- _STATED PROBLEM_
Check each line of the records below and collect those holding "heart".

- _DATASET CONTENT_
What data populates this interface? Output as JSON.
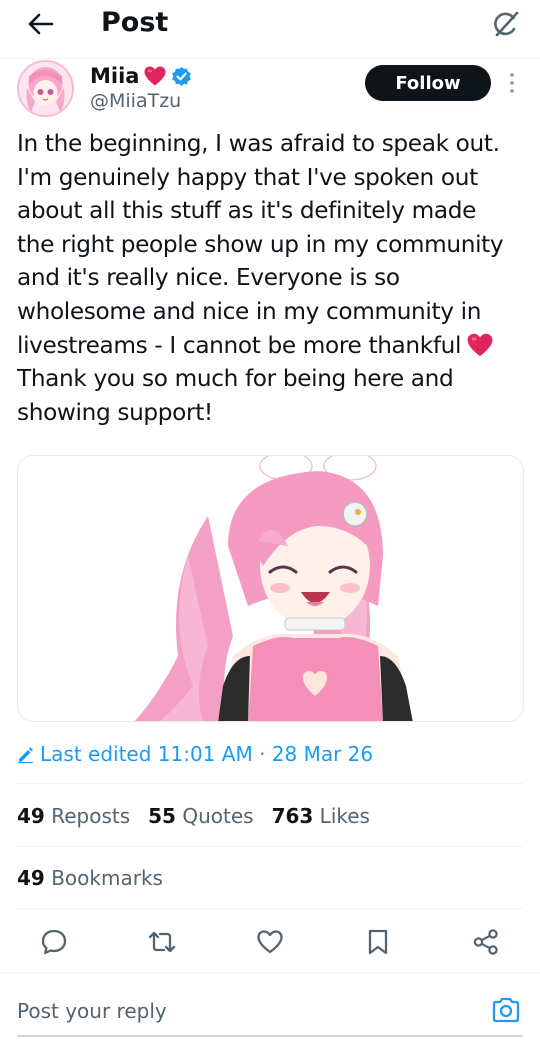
{
  "header": {
    "title": "Post",
    "back_icon": "arrow-left-icon",
    "grok_icon": "grok-icon"
  },
  "author": {
    "display_name": "Miia",
    "name_emoji": "red-heart-icon",
    "verified_icon": "verified-badge-icon",
    "verified_color": "#1d9bf0",
    "handle": "@MiiaTzu"
  },
  "follow_label": "Follow",
  "post": {
    "lines": [
      "In the beginning, I was afraid to speak out.",
      "I'm genuinely happy that I've spoken out",
      "about all this stuff as it's definitely made",
      "the right people show up in my community",
      "and it's really nice. Everyone is so",
      "wholesome and nice in my community in",
      "livestreams - I cannot be more thankful",
      "Thank you so much for being here and",
      "showing support!"
    ],
    "inline_emoji": "red-heart-icon"
  },
  "edited": {
    "label": "Last edited 11:01 AM · 28 Mar 26",
    "icon": "pencil-icon",
    "color": "#1d9bf0"
  },
  "stats": {
    "reposts_count": "49",
    "reposts_label": "Reposts",
    "quotes_count": "55",
    "quotes_label": "Quotes",
    "likes_count": "763",
    "likes_label": "Likes",
    "bookmarks_count": "49",
    "bookmarks_label": "Bookmarks"
  },
  "actions": [
    "reply-icon",
    "repost-icon",
    "like-icon",
    "bookmark-icon",
    "share-icon"
  ],
  "reply": {
    "placeholder": "Post your reply",
    "camera_icon": "camera-icon"
  },
  "colors": {
    "accent": "#1d9bf0",
    "heart": "#e0245e",
    "text": "#0f1419",
    "secondary_text": "#536471"
  }
}
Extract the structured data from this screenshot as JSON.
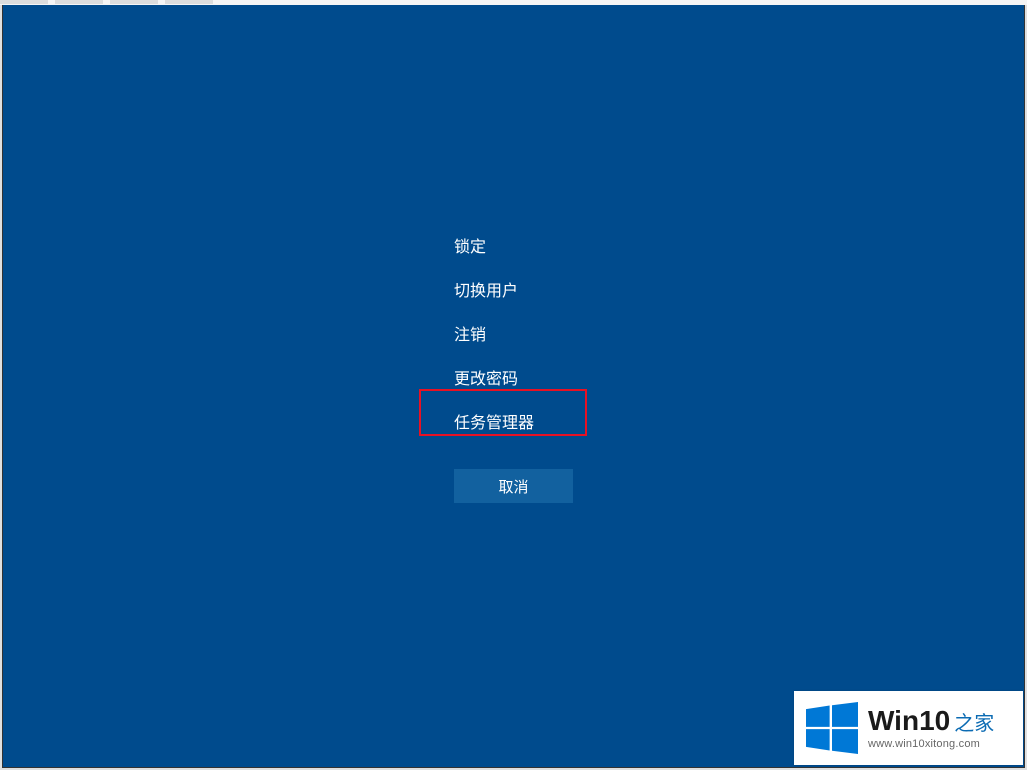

- _OUTPUT OF THE TASK_
    "name_emoji": "red-heart-icon",
    "inline_emoji": "red-heart-icon"
    "heart": "#e0245e",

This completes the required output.